▶ **GIVEN REQUEST**
In the material below, list every line carrying the string "name".

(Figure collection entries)
►
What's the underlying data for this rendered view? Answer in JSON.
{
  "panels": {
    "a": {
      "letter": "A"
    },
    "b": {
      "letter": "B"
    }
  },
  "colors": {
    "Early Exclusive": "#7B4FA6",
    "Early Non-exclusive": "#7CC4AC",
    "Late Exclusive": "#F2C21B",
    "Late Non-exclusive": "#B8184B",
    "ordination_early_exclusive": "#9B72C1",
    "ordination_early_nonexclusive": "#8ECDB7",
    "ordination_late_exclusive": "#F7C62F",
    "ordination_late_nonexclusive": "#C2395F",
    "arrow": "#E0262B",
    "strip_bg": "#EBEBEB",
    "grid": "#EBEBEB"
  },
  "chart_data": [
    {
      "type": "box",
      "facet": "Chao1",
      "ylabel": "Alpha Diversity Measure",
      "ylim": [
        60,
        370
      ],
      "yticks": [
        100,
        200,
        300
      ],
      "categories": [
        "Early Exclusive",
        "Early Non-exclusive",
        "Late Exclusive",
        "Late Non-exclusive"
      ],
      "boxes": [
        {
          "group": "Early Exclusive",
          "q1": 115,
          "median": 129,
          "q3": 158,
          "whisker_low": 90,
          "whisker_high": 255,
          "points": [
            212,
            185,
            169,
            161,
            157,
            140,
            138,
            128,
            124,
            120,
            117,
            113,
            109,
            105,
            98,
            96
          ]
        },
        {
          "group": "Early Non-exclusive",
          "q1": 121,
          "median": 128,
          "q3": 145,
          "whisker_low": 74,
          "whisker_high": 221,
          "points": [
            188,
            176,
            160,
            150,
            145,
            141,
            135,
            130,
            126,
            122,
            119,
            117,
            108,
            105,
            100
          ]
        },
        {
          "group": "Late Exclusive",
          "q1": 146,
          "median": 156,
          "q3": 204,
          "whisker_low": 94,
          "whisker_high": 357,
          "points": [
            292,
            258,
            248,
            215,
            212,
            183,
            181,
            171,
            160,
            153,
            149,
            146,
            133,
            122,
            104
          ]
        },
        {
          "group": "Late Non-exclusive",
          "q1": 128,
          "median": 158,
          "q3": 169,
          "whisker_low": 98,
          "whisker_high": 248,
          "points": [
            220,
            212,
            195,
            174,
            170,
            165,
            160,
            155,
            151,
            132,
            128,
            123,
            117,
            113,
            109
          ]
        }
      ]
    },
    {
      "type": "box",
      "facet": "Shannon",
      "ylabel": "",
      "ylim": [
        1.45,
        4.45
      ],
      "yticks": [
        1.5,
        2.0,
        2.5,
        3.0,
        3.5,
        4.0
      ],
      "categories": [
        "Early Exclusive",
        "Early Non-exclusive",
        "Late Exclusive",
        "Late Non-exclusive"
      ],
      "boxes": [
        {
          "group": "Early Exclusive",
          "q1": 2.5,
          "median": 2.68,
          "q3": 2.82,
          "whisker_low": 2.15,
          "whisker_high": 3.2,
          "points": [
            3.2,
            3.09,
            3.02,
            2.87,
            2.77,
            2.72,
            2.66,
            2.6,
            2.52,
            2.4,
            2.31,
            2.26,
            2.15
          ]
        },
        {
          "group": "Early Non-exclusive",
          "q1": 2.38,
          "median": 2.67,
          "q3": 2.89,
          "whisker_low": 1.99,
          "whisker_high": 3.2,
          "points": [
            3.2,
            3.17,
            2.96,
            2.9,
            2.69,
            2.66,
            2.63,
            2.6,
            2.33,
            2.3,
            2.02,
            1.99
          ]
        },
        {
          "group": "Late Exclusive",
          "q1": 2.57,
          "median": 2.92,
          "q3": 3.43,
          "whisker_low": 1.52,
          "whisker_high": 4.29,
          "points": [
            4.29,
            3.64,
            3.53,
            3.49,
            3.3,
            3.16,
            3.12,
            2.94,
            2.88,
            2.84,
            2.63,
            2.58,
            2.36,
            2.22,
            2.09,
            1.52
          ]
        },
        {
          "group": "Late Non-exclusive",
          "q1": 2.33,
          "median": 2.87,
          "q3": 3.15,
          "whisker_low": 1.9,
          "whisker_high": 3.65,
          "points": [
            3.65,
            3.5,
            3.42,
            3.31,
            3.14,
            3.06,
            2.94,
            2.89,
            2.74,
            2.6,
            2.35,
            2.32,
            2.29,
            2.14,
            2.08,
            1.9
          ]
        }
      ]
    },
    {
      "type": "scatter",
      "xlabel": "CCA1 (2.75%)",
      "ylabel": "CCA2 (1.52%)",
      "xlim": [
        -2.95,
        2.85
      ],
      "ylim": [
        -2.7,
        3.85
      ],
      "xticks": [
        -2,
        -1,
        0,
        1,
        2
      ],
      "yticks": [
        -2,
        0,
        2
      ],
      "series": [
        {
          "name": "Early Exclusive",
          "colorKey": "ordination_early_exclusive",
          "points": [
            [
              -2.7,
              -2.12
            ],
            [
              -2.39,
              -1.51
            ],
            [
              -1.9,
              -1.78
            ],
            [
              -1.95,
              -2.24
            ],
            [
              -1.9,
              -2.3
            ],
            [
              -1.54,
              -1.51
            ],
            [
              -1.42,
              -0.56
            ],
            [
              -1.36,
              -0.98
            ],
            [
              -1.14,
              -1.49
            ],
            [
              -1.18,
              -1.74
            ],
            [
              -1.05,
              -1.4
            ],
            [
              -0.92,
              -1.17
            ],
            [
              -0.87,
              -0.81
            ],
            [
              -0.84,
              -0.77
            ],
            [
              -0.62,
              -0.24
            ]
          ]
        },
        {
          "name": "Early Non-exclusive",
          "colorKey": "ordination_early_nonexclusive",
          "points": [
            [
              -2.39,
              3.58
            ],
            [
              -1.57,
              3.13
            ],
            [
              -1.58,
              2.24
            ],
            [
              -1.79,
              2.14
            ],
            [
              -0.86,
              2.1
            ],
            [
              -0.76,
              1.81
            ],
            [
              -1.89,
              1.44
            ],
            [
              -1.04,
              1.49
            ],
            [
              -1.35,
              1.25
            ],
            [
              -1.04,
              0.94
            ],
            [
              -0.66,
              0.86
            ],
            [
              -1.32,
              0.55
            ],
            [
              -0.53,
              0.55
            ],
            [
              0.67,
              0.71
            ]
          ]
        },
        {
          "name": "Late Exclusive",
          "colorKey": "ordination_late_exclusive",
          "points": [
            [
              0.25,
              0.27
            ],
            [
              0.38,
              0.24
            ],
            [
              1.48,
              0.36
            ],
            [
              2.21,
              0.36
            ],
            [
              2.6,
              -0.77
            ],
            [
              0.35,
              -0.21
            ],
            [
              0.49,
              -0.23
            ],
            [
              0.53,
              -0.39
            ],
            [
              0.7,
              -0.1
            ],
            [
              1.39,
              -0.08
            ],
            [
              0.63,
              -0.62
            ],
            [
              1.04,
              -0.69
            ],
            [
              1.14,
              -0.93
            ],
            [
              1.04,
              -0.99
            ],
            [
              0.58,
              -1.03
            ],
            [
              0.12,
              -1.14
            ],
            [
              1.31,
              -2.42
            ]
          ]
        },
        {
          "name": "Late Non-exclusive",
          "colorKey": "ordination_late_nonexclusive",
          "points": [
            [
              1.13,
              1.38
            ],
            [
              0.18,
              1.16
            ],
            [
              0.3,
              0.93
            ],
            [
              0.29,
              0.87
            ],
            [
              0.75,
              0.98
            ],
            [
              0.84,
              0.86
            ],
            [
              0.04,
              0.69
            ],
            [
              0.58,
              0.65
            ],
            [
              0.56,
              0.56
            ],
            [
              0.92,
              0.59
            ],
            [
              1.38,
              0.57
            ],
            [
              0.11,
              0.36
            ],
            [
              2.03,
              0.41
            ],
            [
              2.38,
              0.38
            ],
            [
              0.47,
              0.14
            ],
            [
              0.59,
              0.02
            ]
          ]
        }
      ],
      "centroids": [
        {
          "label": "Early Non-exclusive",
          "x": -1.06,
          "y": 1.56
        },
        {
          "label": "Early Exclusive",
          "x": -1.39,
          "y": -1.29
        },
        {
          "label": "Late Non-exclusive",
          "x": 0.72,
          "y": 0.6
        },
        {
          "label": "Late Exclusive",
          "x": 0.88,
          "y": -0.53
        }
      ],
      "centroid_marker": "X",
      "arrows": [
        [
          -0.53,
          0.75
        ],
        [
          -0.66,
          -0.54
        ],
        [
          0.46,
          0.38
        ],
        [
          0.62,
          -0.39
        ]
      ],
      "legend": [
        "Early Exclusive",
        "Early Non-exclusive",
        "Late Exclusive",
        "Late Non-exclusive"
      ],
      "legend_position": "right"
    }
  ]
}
◄
▶ **OUTPUT BELOW**
          "name": "Early Exclusive",
          "name": "Early Non-exclusive",
          "name": "Late Exclusive",
          "name": "Late Non-exclusive",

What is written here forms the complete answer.